**What you have to do**:
Put each line of the records below into a JSON list of strings, one string per line, and skip blank lines. Leave the pictures out.

"""

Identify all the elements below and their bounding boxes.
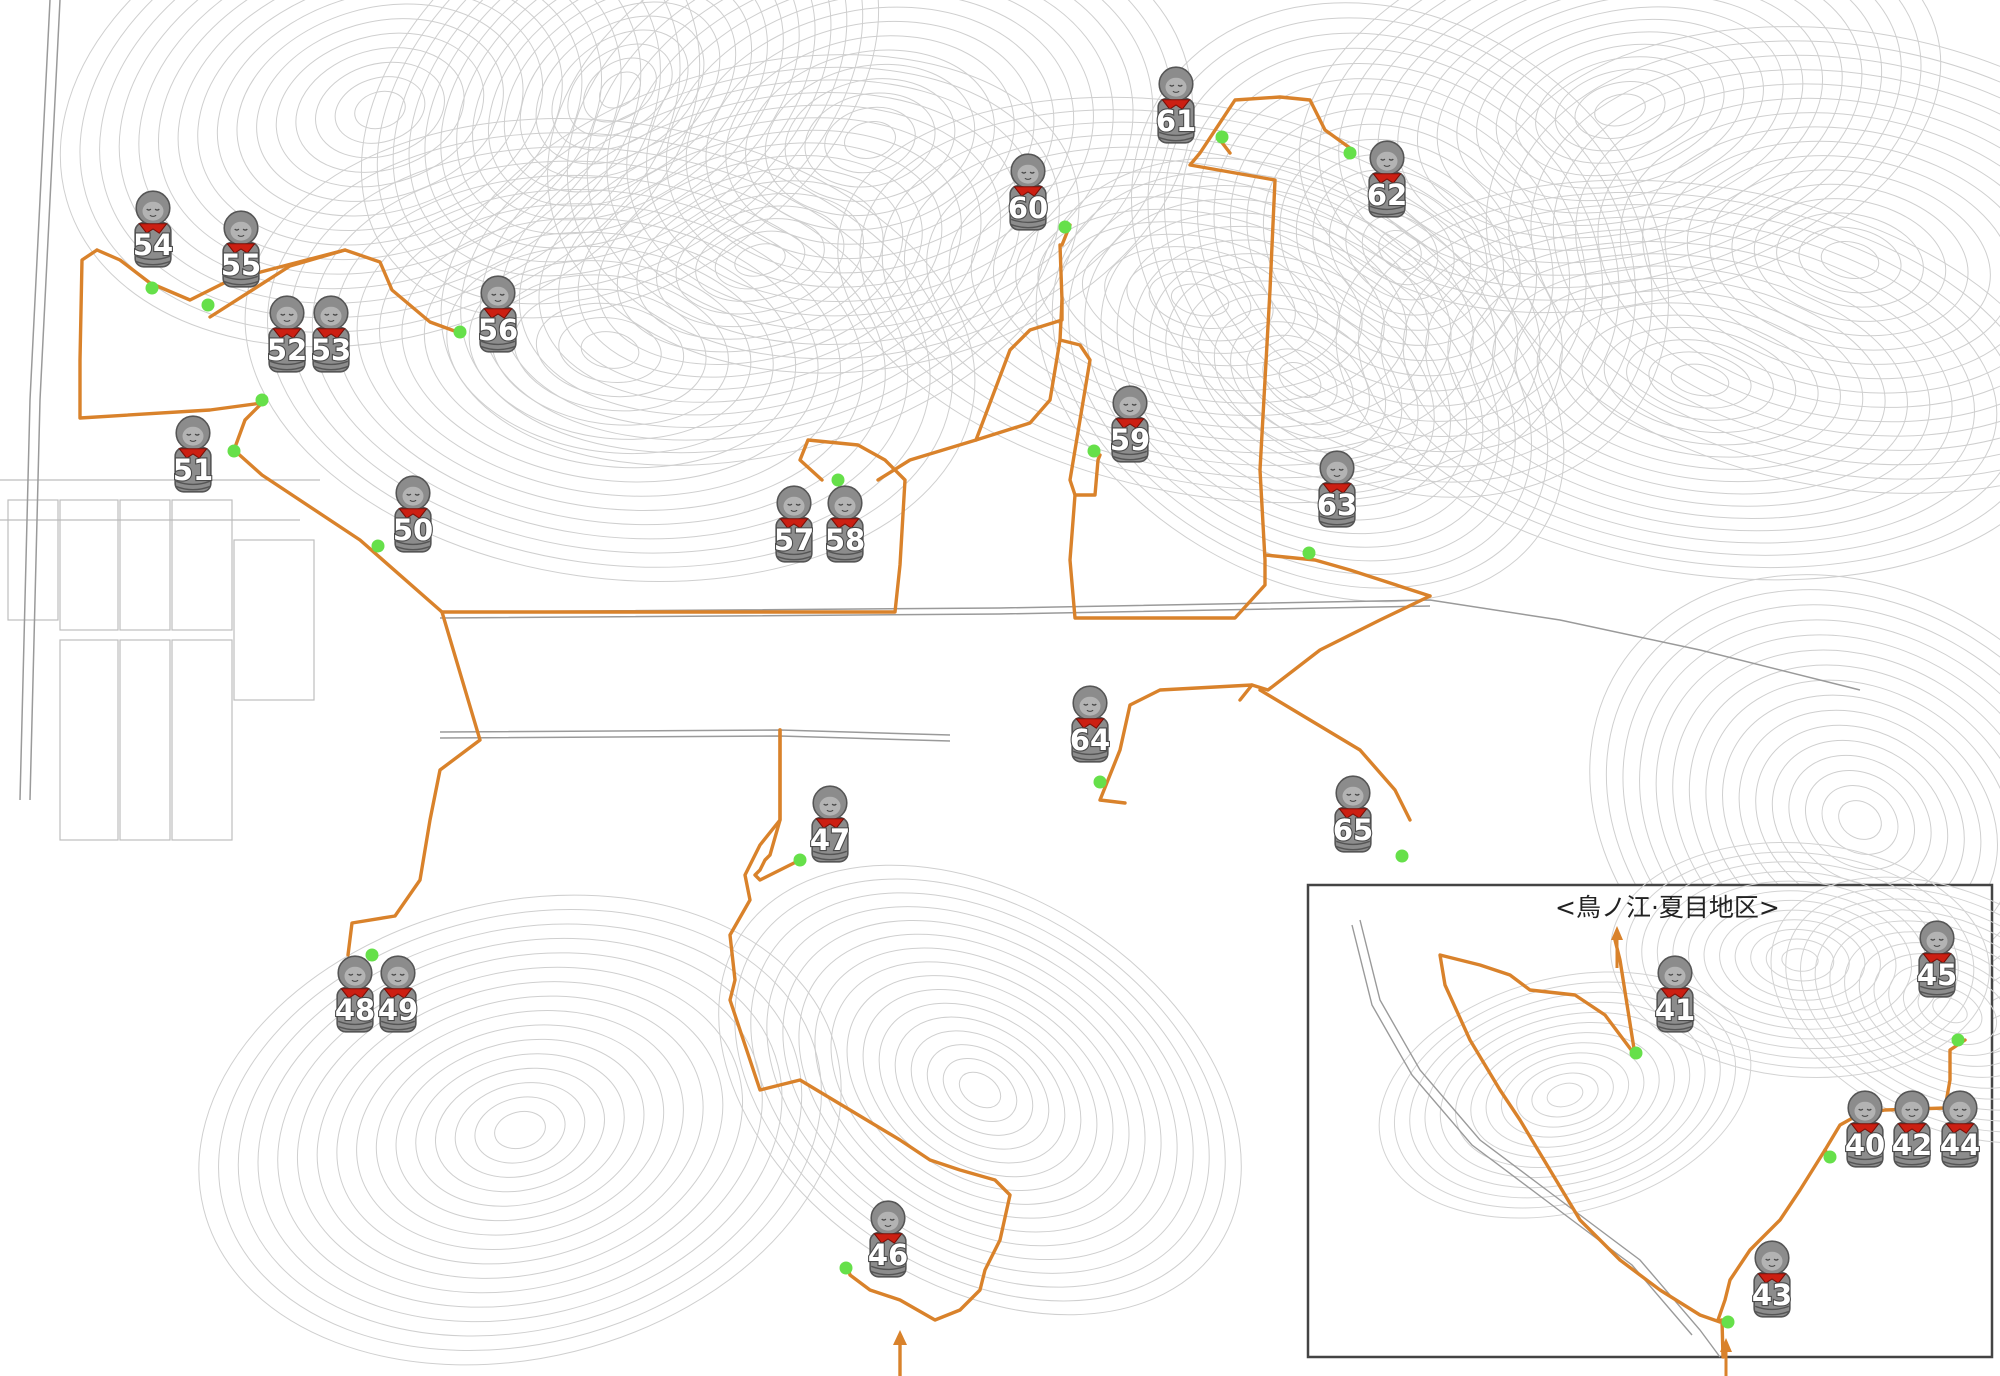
- statue-number: 62: [1367, 178, 1407, 212]
- stop-marker-icon: [1395, 849, 1409, 863]
- stop-marker-icon: [1951, 1033, 1965, 1047]
- statue-number: 47: [810, 823, 850, 857]
- stop-marker-icon: [793, 853, 807, 867]
- jizo-statue-43: 43: [1751, 1240, 1793, 1318]
- statue-number: 50: [393, 513, 433, 547]
- jizo-statue-47: 47: [809, 785, 851, 863]
- stop-marker-icon: [145, 281, 159, 295]
- stop-marker-icon: [1823, 1150, 1837, 1164]
- stop-marker-icon: [1302, 546, 1316, 560]
- jizo-statue-65: 65: [1332, 775, 1374, 853]
- statue-number: 61: [1156, 104, 1196, 138]
- stop-marker-icon: [365, 948, 379, 962]
- jizo-statue-55: 55: [220, 210, 262, 288]
- stop-marker-icon: [1093, 775, 1107, 789]
- statue-number: 41: [1655, 993, 1695, 1027]
- statue-number: 53: [311, 333, 351, 367]
- jizo-statue-54: 54: [132, 190, 174, 268]
- statue-number: 65: [1333, 813, 1373, 847]
- statue-number: 40: [1845, 1128, 1885, 1162]
- statue-number: 60: [1008, 191, 1048, 225]
- stop-marker-icon: [1215, 130, 1229, 144]
- jizo-statue-42: 42: [1891, 1090, 1933, 1168]
- statue-number: 64: [1070, 723, 1110, 757]
- statue-number: 49: [378, 993, 418, 1027]
- jizo-statue-46: 46: [867, 1200, 909, 1278]
- jizo-statue-45: 45: [1916, 920, 1958, 998]
- stop-marker-icon: [201, 298, 215, 312]
- inset-panel: <鳥ノ江·夏目地区> 40 41 42 43 44 45: [1306, 841, 2000, 1376]
- statue-number: 48: [335, 993, 375, 1027]
- statue-number: 45: [1917, 958, 1957, 992]
- statue-number: 54: [133, 228, 173, 262]
- stop-marker-icon: [1629, 1046, 1643, 1060]
- jizo-statue-57: 57: [773, 485, 815, 563]
- statue-number: 51: [173, 453, 213, 487]
- jizo-statue-59: 59: [1109, 385, 1151, 463]
- jizo-statue-63: 63: [1316, 450, 1358, 528]
- jizo-statue-50: 50: [392, 475, 434, 553]
- jizo-statue-51: 51: [172, 415, 214, 493]
- jizo-statue-48: 48: [334, 955, 376, 1033]
- statue-number: 59: [1110, 423, 1150, 457]
- stop-marker-icon: [1058, 220, 1072, 234]
- jizo-statue-56: 56: [477, 275, 519, 353]
- inset-title: <鳥ノ江·夏目地区>: [1555, 893, 1780, 922]
- jizo-statue-62: 62: [1366, 140, 1408, 218]
- jizo-statue-58: 58: [824, 485, 866, 563]
- jizo-statue-44: 44: [1939, 1090, 1981, 1168]
- statue-number: 56: [478, 313, 518, 347]
- stop-marker-icon: [1087, 444, 1101, 458]
- statue-number: 46: [868, 1238, 908, 1272]
- statue-number: 57: [774, 523, 814, 557]
- statue-number: 55: [221, 248, 261, 282]
- stop-marker-icon: [227, 444, 241, 458]
- statue-number: 44: [1940, 1128, 1980, 1162]
- statue-number: 42: [1892, 1128, 1932, 1162]
- jizo-statue-41: 41: [1654, 955, 1696, 1033]
- statue-number: 63: [1317, 488, 1357, 522]
- jizo-statue-40: 40: [1844, 1090, 1886, 1168]
- stop-marker-icon: [453, 325, 467, 339]
- jizo-statue-64: 64: [1069, 685, 1111, 763]
- statue-number: 58: [825, 523, 865, 557]
- jizo-statue-61: 61: [1155, 66, 1197, 144]
- statue-number: 52: [267, 333, 307, 367]
- statue-number: 43: [1752, 1278, 1792, 1312]
- stop-marker-icon: [1721, 1315, 1735, 1329]
- stop-marker-icon: [255, 393, 269, 407]
- jizo-statue-60: 60: [1007, 153, 1049, 231]
- jizo-statue-49: 49: [377, 955, 419, 1033]
- jizo-statue-52: 52: [266, 295, 308, 373]
- stop-marker-icon: [371, 539, 385, 553]
- route-map: 464748 49505152 5354555657 5859606162636465…: [0, 0, 2000, 1376]
- stop-marker-icon: [1343, 146, 1357, 160]
- jizo-statue-53: 53: [310, 295, 352, 373]
- stop-marker-icon: [831, 473, 845, 487]
- stop-marker-icon: [839, 1261, 853, 1275]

"""

**Result of this task**:
[
  "Identify all the elements below and their bounding boxes.",
  "- statue-number: 62: [1367, 178, 1407, 212]",
  "- stop-marker-icon: [1395, 849, 1409, 863]",
  "- stop-marker-icon: [1951, 1033, 1965, 1047]",
  "- statue-number: 47: [810, 823, 850, 857]",
  "- stop-marker-icon: [793, 853, 807, 867]",
  "- jizo-statue-43: 43: [1751, 1240, 1793, 1318]",
  "- statue-number: 50: [393, 513, 433, 547]",
  "- jizo-statue-47: 47: [809, 785, 851, 863]",
  "- stop-marker-icon: [145, 281, 159, 295]",
  "- stop-marker-icon: [1823, 1150, 1837, 1164]",
  "- stop-marker-icon: [1302, 546, 1316, 560]",
  "- jizo-statue-65: 65: [1332, 775, 1374, 853]",
  "- statue-number: 61: [1156, 104, 1196, 138]",
  "- stop-marker-icon: [365, 948, 379, 962]",
  "- jizo-statue-55: 55: [220, 210, 262, 288]",
  "- stop-marker-icon: [1093, 775, 1107, 789]",
  "- statue-number: 41: [1655, 993, 1695, 1027]",
  "- statue-number: 53: [311, 333, 351, 367]",
  "- jizo-statue-54: 54: [132, 190, 174, 268]",
  "- statue-number: 65: [1333, 813, 1373, 847]",
  "- statue-number: 40: [1845, 1128, 1885, 1162]",
  "- statue-number: 60: [1008, 191, 1048, 225]",
  "- stop-marker-icon: [1215, 130, 1229, 144]",
  "- jizo-statue-42: 42: [1891, 1090, 1933, 1168]",
  "- statue-number: 64: [1070, 723, 1110, 757]",
  "- statue-number: 49: [378, 993, 418, 1027]",
  "- jizo-statue-46: 46: [867, 1200, 909, 1278]",
  "- jizo-statue-45: 45: [1916, 920, 1958, 998]",
  "- stop-marker-icon: [201, 298, 215, 312]",
  "- inset-panel: <鳥ノ江·夏目地区> 40 41 42 43 44 45: [1306, 841, 2000, 1376]",
  "- statue-number: 48: [335, 993, 375, 1027]",
  "- statue-number: 45: [1917, 958, 1957, 992]",
  "- statue-number: 54: [133, 228, 173, 262]",
  "- stop-marker-icon: [1629, 1046, 1643, 1060]",
  "- jizo-statue-57: 57: [773, 485, 815, 563]",
  "- statue-number: 51: [173, 453, 213, 487]",
  "- jizo-statue-59: 59: [1109, 385, 1151, 463]",
  "- jizo-statue-63: 63: [1316, 450, 1358, 528]",
  "- jizo-statue-50: 50: [392, 475, 434, 553]",
  "- jizo-statue-51: 51: [172, 415, 214, 493]",
  "- jizo-statue-48: 48: [334, 955, 376, 1033]",
  "- statue-number: 59: [1110, 423, 1150, 457]",
  "- stop-marker-icon: [1058, 220, 1072, 234]",
  "- jizo-statue-56: 56: [477, 275, 519, 353]",
  "- inset-title: <鳥ノ江·夏目地区>: [1555, 893, 1780, 922]",
  "- jizo-statue-62: 62: [1366, 140, 1408, 218]",
  "- jizo-statue-58: 58: [824, 485, 866, 563]",
  "- jizo-statue-44: 44: [1939, 1090, 1981, 1168]",
  "- statue-number: 56: [478, 313, 518, 347]",
  "- stop-marker-icon: [1087, 444, 1101, 458]",
  "- statue-number: 46: [868, 1238, 908, 1272]",
  "- statue-number: 57: [774, 523, 814, 557]",
  "- statue-number: 55: [221, 248, 261, 282]",
  "- stop-marker-icon: [227, 444, 241, 458]",
  "- statue-number: 44: [1940, 1128, 1980, 1162]",
  "- statue-number: 42: [1892, 1128, 1932, 1162]",
  "- jizo-statue-41: 41: [1654, 955, 1696, 1033]",
  "- statue-number: 63: [1317, 488, 1357, 522]",
  "- jizo-statue-40: 40: [1844, 1090, 1886, 1168]",
  "- stop-marker-icon: [453, 325, 467, 339]",
  "- jizo-statue-64: 64: [1069, 685, 1111, 763]",
  "- statue-number: 58: [825, 523, 865, 557]",
  "- jizo-statue-61: 61: [1155, 66, 1197, 144]",
  "- statue-number: 52: [267, 333, 307, 367]",
  "- statue-number: 43: [1752, 1278, 1792, 1312]",
  "- stop-marker-icon: [1721, 1315, 1735, 1329]",
  "- stop-marker-icon: [255, 393, 269, 407]",
  "- jizo-statue-60: 60: [1007, 153, 1049, 231]",
  "- jizo-statue-49: 49: [377, 955, 419, 1033]",
  "- jizo-statue-52: 52: [266, 295, 308, 373]",
  "- stop-marker-icon: [371, 539, 385, 553]",
  "- route-map: 464748 49505152 5354555657 5859606162636465…: [0, 0, 2000, 1376]",
  "- stop-marker-icon: [1343, 146, 1357, 160]",
  "- jizo-statue-53: 53: [310, 295, 352, 373]",
  "- stop-marker-icon: [831, 473, 845, 487]",
  "- stop-marker-icon: [839, 1261, 853, 1275]"
]